**THE PROBLEM**
Pull every line with the word "Zoom" out of the entries below.

── SUPPLIED DATA ──

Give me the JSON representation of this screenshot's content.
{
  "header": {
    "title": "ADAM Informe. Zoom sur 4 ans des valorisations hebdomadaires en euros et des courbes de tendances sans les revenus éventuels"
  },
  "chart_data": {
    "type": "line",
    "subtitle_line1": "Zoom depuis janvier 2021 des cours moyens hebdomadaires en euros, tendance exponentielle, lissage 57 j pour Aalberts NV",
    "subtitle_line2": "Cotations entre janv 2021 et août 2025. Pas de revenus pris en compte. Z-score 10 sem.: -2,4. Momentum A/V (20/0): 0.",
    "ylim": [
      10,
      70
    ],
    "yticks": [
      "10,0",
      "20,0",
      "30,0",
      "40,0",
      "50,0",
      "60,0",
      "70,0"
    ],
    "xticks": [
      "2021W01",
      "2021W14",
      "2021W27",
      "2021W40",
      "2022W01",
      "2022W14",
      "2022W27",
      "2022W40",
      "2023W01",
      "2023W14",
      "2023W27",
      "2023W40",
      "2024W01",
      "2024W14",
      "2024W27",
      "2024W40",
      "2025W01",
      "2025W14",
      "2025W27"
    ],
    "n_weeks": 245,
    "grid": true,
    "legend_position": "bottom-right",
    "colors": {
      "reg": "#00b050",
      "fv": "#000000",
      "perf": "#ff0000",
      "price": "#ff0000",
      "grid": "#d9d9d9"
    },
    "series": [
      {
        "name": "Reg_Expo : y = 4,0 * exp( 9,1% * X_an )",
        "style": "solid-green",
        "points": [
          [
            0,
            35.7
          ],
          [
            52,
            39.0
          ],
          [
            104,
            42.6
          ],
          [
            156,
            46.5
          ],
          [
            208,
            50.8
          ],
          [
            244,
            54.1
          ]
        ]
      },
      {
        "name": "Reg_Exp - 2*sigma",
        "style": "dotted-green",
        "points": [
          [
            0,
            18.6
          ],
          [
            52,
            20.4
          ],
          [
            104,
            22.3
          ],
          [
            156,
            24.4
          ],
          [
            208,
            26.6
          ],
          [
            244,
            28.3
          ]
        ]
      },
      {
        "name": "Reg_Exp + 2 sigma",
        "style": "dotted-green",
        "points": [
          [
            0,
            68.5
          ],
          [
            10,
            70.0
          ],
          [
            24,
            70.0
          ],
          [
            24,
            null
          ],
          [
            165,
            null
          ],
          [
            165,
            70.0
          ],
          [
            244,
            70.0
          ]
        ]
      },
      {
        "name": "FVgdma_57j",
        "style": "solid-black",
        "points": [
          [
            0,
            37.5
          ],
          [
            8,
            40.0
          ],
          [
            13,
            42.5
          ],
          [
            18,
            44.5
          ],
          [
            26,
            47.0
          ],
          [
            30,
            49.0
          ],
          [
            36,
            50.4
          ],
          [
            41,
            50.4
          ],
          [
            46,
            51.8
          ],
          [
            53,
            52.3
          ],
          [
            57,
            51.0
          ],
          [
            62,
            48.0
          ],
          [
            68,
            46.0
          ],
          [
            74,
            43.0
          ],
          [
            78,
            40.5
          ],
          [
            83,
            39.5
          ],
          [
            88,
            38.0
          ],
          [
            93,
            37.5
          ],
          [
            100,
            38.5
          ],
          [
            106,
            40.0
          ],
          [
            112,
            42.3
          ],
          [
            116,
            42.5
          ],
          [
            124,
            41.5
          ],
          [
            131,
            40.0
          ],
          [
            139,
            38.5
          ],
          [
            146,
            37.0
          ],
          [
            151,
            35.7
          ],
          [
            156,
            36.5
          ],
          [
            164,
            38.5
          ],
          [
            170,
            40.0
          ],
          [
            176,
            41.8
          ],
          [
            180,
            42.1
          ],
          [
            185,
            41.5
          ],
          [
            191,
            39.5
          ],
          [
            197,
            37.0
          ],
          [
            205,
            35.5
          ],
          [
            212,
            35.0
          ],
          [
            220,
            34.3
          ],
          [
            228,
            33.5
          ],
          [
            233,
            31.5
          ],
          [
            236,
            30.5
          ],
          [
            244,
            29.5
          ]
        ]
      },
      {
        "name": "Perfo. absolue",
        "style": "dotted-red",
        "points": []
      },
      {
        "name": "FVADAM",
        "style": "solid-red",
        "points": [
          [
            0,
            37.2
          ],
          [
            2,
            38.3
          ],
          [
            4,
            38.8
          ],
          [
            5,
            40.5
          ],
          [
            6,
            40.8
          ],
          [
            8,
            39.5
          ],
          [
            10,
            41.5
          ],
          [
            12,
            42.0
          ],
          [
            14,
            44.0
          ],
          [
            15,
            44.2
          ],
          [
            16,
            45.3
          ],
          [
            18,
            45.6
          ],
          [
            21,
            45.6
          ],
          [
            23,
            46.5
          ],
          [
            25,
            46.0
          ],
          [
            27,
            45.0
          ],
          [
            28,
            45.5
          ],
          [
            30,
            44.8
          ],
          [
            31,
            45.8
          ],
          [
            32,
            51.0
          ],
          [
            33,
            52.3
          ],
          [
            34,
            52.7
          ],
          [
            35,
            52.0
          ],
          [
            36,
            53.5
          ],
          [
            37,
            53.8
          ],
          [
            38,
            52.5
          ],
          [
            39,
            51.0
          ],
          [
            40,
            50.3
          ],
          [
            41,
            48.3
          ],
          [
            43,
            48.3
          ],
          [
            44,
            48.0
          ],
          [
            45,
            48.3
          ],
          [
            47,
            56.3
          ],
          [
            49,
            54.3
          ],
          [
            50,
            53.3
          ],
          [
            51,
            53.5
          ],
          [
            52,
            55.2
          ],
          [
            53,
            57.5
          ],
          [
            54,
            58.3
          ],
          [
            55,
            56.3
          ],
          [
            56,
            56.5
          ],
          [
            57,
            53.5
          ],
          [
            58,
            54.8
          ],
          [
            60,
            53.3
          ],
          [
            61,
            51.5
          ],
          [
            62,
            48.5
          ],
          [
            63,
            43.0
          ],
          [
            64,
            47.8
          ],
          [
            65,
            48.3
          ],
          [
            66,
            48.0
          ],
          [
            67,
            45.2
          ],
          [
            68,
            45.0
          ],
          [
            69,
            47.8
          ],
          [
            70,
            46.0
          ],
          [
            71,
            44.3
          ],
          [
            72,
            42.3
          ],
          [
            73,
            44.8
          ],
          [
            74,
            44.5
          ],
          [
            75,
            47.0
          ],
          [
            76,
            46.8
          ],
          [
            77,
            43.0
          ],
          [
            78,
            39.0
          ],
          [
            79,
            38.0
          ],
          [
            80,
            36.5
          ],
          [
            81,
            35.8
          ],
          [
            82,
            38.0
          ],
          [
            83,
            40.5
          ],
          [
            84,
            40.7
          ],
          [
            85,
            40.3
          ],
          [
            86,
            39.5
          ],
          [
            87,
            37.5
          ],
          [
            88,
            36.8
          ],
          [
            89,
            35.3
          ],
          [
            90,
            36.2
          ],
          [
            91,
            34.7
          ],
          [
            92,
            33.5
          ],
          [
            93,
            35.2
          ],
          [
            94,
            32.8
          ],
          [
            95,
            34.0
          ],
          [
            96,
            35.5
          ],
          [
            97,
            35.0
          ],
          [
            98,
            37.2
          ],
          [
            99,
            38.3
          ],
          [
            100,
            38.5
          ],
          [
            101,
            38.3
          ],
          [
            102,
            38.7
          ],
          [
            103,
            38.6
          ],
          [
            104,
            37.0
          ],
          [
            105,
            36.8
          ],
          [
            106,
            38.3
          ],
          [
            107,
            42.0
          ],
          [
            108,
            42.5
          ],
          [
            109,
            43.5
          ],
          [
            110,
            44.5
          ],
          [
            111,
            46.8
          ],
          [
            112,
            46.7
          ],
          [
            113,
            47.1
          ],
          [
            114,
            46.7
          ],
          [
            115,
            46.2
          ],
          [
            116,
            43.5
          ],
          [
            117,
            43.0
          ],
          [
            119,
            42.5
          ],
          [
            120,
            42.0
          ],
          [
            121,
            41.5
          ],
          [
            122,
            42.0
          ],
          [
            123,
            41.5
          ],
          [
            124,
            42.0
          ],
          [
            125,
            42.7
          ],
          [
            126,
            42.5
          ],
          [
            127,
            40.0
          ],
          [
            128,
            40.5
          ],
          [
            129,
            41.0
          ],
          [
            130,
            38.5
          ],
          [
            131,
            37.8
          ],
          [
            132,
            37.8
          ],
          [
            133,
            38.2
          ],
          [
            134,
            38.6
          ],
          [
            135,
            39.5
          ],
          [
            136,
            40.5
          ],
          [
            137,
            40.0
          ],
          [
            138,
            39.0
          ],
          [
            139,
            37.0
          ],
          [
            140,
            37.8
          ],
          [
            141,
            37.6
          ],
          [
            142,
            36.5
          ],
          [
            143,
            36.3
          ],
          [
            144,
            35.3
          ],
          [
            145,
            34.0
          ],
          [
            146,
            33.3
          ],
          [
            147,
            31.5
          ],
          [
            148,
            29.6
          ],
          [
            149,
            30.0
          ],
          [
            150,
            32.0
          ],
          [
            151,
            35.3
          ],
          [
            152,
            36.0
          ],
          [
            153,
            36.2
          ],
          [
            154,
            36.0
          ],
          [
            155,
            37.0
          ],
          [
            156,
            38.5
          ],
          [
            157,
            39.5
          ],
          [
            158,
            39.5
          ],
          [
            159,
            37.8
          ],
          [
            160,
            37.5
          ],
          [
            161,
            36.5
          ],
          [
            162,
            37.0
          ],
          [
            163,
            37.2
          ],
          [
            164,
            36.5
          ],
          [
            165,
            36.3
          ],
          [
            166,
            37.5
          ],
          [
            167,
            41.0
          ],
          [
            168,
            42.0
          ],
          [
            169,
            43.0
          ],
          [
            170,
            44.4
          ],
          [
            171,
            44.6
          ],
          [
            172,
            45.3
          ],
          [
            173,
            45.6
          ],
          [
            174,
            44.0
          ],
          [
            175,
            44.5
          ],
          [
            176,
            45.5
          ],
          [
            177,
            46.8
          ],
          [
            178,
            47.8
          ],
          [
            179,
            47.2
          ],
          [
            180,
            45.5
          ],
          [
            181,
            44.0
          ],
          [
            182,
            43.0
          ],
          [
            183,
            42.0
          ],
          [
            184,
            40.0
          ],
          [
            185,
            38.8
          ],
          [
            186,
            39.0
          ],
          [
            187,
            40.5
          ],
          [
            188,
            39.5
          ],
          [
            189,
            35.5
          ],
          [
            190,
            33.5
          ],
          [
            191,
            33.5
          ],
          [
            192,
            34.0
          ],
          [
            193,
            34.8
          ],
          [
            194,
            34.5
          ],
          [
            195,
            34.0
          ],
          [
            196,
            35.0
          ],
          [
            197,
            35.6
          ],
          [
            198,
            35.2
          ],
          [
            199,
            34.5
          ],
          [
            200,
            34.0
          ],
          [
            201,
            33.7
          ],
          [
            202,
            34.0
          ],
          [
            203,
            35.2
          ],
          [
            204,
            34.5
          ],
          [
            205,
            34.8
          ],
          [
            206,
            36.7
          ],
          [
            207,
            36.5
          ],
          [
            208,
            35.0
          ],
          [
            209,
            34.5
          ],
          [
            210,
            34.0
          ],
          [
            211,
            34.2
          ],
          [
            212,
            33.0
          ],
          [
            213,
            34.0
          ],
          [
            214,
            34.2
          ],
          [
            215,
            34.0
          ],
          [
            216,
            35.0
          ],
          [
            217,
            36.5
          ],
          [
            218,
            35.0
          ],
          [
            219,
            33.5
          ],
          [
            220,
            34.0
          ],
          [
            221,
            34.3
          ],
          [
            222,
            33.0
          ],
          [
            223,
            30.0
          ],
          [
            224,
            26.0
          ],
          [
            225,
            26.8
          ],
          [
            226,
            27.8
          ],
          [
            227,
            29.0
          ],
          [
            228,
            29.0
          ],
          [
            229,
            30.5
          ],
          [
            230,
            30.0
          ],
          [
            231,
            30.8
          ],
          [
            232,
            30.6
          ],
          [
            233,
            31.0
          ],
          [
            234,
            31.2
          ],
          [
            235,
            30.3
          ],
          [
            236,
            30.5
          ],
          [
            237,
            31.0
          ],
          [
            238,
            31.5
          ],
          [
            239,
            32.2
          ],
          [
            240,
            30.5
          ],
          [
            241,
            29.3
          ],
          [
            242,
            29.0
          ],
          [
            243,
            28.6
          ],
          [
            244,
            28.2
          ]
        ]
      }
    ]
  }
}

───

**FINAL RESULT**
    "title": "ADAM Informe. Zoom sur 4 ans des valorisations hebdomadaires en euros et des courbes de tendances sans les revenus éventuels"
    "subtitle_line1": "Zoom depuis janvier 2021 des cours moyens hebdomadaires en euros, tendance exponentielle, lissage 57 j pour Aalberts NV",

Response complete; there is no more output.